[Extracted records]
◇ ◇ ◇ ◇

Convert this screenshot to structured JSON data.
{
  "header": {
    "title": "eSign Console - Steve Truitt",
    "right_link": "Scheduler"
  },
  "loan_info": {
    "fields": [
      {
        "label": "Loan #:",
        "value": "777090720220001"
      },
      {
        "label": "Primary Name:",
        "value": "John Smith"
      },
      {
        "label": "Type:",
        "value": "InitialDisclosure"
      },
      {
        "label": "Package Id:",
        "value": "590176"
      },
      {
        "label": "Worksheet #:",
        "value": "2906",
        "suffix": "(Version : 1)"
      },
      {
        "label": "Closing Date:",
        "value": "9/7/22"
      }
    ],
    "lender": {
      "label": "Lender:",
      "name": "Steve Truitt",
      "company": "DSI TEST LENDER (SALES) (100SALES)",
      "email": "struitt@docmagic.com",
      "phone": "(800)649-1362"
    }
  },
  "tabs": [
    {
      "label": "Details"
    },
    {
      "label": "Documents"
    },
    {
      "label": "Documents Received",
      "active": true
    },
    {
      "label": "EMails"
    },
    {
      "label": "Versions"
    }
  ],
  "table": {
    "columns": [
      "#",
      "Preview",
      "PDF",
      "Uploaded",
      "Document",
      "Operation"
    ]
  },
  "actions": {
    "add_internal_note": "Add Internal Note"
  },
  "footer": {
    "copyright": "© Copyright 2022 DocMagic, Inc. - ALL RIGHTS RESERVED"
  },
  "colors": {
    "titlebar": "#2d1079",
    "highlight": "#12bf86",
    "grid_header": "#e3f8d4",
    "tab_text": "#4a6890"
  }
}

◇ ◇ ◇ ◇

The records above should be restated word for word, please.

Convert this screenshot to structured JSON data.
{
  "header": {
    "title": "eSign Console - Steve Truitt",
    "right_link": "Scheduler"
  },
  "loan_info": {
    "fields": [
      {
        "label": "Loan #:",
        "value": "777090720220001"
      },
      {
        "label": "Primary Name:",
        "value": "John Smith"
      },
      {
        "label": "Type:",
        "value": "InitialDisclosure"
      },
      {
        "label": "Package Id:",
        "value": "590176"
      },
      {
        "label": "Worksheet #:",
        "value": "2906",
        "suffix": "(Version : 1)"
      },
      {
        "label": "Closing Date:",
        "value": "9/7/22"
      }
    ],
    "lender": {
      "label": "Lender:",
      "name": "Steve Truitt",
      "company": "DSI TEST LENDER (SALES) (100SALES)",
      "email": "struitt@docmagic.com",
      "phone": "(800)649-1362"
    }
  },
  "tabs": [
    {
      "label": "Details"
    },
    {
      "label": "Documents"
    },
    {
      "label": "Documents Received",
      "active": true
    },
    {
      "label": "EMails"
    },
    {
      "label": "Versions"
    }
  ],
  "table": {
    "columns": [
      "#",
      "Preview",
      "PDF",
      "Uploaded",
      "Document",
      "Operation"
    ]
  },
  "actions": {
    "add_internal_note": "Add Internal Note"
  },
  "footer": {
    "copyright": "© Copyright 2022 DocMagic, Inc. - ALL RIGHTS RESERVED"
  },
  "colors": {
    "titlebar": "#2d1079",
    "highlight": "#12bf86",
    "grid_header": "#e3f8d4",
    "tab_text": "#4a6890"
  }
}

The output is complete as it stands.